[Dataset items]

□ □ □ □

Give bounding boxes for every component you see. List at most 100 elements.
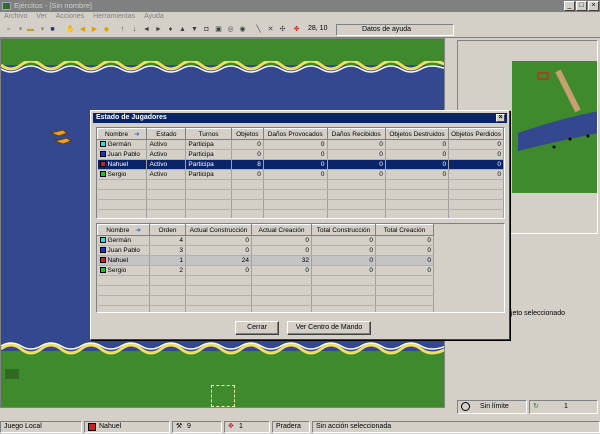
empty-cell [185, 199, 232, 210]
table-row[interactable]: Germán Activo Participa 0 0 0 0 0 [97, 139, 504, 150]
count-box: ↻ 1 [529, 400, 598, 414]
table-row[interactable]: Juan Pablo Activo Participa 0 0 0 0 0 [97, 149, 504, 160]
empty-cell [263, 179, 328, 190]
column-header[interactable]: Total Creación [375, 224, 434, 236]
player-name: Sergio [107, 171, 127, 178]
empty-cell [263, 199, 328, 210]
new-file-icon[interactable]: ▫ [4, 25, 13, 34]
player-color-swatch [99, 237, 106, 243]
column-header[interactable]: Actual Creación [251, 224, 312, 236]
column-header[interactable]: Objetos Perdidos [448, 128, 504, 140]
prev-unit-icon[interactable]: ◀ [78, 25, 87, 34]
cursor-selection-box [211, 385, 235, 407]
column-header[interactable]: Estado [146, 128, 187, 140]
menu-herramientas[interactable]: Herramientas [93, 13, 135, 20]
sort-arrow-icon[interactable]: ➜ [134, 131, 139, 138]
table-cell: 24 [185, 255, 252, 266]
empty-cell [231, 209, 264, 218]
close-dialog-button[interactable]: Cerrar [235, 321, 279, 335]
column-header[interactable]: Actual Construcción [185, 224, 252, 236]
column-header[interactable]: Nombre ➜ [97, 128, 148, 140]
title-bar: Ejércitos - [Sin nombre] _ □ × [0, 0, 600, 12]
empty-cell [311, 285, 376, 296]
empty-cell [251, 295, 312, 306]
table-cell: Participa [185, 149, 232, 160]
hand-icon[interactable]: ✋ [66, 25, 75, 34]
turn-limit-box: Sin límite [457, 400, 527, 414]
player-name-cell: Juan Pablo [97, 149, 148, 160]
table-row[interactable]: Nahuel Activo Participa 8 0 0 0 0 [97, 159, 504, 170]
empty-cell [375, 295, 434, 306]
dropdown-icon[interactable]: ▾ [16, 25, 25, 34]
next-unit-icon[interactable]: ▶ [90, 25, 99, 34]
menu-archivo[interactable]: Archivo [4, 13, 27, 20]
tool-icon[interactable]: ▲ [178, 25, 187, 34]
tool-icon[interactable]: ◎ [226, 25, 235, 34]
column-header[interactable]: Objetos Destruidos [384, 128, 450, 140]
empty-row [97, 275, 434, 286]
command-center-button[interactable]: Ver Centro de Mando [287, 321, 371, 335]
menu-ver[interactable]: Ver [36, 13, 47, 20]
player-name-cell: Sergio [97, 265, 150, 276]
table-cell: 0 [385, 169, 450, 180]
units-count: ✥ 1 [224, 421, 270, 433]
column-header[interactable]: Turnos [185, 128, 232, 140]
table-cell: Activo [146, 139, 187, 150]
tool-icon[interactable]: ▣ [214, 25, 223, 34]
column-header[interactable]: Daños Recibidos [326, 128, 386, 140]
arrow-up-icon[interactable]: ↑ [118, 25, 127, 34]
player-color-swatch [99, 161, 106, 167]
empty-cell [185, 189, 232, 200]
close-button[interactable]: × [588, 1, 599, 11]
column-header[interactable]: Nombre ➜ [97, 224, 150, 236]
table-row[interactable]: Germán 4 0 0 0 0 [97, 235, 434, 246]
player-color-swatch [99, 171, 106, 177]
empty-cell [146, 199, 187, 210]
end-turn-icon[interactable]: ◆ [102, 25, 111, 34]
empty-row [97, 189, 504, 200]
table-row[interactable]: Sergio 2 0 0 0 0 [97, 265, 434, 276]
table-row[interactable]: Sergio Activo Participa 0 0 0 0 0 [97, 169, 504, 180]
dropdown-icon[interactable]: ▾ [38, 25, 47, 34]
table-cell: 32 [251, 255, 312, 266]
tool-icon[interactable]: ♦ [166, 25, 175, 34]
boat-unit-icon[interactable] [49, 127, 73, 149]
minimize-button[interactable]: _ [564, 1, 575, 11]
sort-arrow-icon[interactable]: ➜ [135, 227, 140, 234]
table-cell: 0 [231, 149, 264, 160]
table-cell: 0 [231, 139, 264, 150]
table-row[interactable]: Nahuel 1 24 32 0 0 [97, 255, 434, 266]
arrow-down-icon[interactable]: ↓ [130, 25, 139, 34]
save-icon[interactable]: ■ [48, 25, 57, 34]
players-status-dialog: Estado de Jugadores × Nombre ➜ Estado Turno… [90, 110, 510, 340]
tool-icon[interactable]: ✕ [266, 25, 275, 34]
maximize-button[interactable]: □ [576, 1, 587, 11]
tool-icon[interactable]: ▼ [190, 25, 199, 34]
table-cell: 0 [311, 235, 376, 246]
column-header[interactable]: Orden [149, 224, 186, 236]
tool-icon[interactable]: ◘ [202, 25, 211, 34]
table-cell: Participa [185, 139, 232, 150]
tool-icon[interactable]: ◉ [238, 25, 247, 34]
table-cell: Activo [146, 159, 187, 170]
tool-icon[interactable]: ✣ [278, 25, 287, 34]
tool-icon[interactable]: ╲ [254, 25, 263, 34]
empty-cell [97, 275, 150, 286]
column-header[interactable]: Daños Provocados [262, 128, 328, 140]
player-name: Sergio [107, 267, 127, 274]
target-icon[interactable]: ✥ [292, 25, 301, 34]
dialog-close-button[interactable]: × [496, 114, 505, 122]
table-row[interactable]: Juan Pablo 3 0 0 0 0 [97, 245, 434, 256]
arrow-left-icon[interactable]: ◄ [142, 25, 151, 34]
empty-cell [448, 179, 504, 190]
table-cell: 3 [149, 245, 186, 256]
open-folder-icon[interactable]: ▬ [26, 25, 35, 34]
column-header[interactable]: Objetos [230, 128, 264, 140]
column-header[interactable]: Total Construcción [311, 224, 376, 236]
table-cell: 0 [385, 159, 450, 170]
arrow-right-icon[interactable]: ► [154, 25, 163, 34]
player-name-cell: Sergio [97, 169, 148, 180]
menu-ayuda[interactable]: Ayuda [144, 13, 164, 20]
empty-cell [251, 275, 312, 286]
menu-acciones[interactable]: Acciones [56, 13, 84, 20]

□ □ □ □

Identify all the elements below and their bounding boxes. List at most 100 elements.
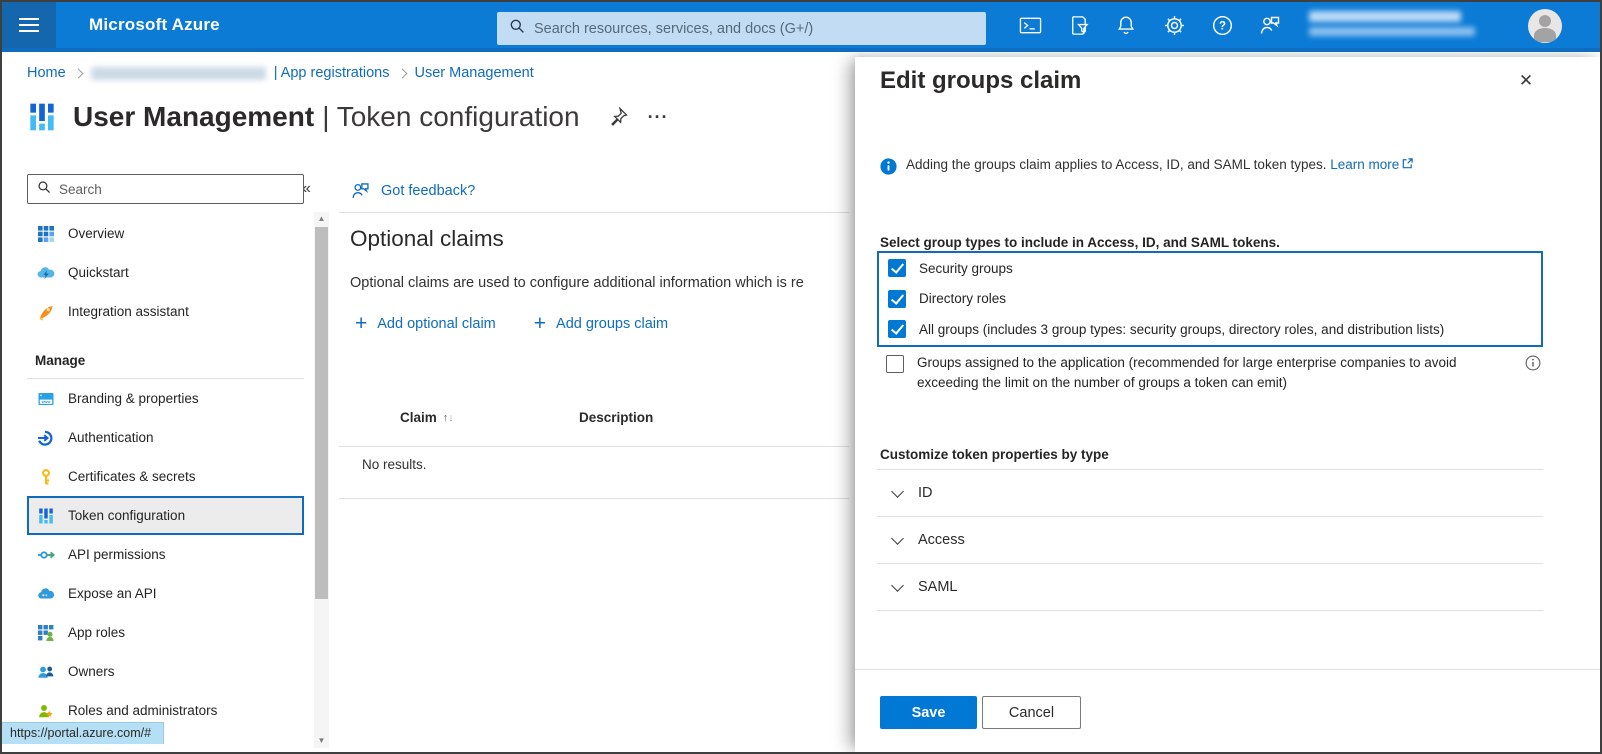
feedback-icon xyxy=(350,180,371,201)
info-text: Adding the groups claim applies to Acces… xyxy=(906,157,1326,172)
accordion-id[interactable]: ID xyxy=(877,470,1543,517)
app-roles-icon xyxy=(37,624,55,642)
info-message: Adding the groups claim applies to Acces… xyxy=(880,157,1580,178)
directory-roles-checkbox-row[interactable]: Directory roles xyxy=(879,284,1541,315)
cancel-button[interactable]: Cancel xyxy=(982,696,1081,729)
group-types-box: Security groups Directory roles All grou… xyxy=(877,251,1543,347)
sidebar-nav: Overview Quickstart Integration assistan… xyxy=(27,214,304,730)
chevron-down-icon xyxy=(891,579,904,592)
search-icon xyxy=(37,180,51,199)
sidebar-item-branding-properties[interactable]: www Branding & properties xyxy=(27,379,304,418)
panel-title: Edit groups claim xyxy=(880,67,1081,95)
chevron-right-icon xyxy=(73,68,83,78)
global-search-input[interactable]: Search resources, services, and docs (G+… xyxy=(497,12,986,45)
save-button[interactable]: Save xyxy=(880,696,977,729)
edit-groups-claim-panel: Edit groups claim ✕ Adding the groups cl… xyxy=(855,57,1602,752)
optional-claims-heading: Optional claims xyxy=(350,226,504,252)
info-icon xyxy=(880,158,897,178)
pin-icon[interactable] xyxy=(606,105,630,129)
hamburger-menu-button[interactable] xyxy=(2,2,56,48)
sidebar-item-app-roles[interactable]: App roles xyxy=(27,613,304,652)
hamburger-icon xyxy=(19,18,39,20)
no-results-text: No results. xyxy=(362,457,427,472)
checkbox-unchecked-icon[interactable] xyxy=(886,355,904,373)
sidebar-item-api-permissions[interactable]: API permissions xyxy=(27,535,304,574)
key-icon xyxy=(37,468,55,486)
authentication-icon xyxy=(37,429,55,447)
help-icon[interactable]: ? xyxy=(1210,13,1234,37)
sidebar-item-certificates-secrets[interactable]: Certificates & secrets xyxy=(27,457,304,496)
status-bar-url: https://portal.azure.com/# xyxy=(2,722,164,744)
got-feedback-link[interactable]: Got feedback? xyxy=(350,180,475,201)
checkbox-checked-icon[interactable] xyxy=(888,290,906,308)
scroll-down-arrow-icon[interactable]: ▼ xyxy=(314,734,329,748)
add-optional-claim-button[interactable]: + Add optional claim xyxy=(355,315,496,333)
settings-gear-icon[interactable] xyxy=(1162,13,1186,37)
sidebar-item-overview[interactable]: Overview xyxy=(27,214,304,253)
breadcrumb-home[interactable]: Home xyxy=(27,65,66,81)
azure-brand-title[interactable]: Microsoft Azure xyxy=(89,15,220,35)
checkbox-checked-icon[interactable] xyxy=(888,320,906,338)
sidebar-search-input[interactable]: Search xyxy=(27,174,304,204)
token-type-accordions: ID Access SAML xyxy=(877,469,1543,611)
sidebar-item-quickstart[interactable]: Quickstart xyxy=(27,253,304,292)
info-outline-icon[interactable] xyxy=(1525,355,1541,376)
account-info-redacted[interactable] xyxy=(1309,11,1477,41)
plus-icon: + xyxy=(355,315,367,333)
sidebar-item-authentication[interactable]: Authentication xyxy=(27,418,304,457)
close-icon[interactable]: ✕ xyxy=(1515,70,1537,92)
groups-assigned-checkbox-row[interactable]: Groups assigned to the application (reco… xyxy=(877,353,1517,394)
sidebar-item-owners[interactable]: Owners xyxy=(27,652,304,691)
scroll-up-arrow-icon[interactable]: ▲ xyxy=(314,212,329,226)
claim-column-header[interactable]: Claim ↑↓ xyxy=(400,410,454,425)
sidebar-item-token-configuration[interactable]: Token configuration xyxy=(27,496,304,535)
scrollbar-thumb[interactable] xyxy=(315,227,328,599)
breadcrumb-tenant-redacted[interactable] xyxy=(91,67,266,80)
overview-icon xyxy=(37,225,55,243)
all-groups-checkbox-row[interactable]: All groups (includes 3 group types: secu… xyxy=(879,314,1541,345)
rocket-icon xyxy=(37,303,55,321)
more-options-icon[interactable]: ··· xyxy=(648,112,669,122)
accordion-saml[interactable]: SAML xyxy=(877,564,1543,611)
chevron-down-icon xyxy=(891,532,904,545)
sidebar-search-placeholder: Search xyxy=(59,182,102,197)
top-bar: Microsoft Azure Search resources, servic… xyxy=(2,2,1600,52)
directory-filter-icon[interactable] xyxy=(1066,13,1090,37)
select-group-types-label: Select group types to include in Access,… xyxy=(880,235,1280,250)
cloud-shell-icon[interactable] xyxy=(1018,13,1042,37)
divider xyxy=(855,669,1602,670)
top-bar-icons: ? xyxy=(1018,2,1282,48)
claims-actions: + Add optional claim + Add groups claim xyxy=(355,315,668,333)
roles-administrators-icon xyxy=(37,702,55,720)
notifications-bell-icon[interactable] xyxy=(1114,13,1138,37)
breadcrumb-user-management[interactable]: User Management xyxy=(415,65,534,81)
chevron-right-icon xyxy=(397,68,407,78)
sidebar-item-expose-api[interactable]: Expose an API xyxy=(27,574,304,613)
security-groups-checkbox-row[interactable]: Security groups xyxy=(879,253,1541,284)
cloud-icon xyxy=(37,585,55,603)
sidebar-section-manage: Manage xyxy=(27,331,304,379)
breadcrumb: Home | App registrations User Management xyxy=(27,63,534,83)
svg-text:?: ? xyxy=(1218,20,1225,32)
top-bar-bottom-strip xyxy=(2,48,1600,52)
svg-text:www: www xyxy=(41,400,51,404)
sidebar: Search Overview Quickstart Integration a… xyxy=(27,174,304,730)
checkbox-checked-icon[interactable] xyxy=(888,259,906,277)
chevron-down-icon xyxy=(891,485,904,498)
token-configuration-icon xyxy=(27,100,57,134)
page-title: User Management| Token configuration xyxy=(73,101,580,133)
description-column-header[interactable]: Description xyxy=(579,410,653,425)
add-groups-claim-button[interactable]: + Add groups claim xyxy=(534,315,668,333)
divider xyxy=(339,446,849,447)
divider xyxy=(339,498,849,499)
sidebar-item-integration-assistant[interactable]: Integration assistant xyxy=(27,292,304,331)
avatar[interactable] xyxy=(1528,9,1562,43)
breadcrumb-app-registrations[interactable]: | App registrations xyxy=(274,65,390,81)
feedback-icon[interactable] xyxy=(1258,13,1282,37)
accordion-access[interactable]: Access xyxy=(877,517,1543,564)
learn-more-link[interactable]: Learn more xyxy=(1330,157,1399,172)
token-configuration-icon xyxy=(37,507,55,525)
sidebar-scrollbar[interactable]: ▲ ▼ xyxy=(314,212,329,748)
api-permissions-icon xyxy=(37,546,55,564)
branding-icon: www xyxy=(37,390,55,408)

□ □ □ □

Pull out the part of the records that opens with the line containing "empty-cell [185, 199, 232, 210]" and closes with the line containing "player-name-cell: Juan Pablo". Reproduce every line in that span, both ends included, without any change.

empty-cell [185, 199, 232, 210]
table-row[interactable]: Germán Activo Participa 0 0 0 0 0 [97, 139, 504, 150]
count-box: ↻ 1 [529, 400, 598, 414]
table-row[interactable]: Juan Pablo Activo Participa 0 0 0 0 0 [97, 149, 504, 160]
empty-cell [263, 179, 328, 190]
column-header[interactable]: Total Creación [375, 224, 434, 236]
player-name: Sergio [107, 171, 127, 178]
empty-cell [263, 199, 328, 210]
new-file-icon[interactable]: ▫ [4, 25, 13, 34]
player-color-swatch [99, 237, 106, 243]
column-header[interactable]: Actual Creación [251, 224, 312, 236]
column-header[interactable]: Objetos Perdidos [448, 128, 504, 140]
prev-unit-icon[interactable]: ◀ [78, 25, 87, 34]
cursor-selection-box [211, 385, 235, 407]
column-header[interactable]: Estado [146, 128, 187, 140]
menu-herramientas[interactable]: Herramientas [93, 13, 135, 20]
sort-arrow-icon[interactable]: ➜ [134, 131, 139, 138]
table-cell: 24 [185, 255, 252, 266]
empty-cell [231, 209, 264, 218]
close-dialog-button[interactable]: Cerrar [235, 321, 279, 335]
column-header[interactable]: Actual Construcción [185, 224, 252, 236]
column-header[interactable]: Nombre ➜ [97, 128, 148, 140]
title-bar: Ejércitos - [Sin nombre] _ □ × [0, 0, 600, 12]
empty-cell [311, 285, 376, 296]
empty-cell [251, 295, 312, 306]
table-cell: Participa [185, 149, 232, 160]
hand-icon[interactable]: ✋ [66, 25, 75, 34]
turn-limit-box: Sin límite [457, 400, 527, 414]
player-name-cell: Juan Pablo [97, 149, 148, 160]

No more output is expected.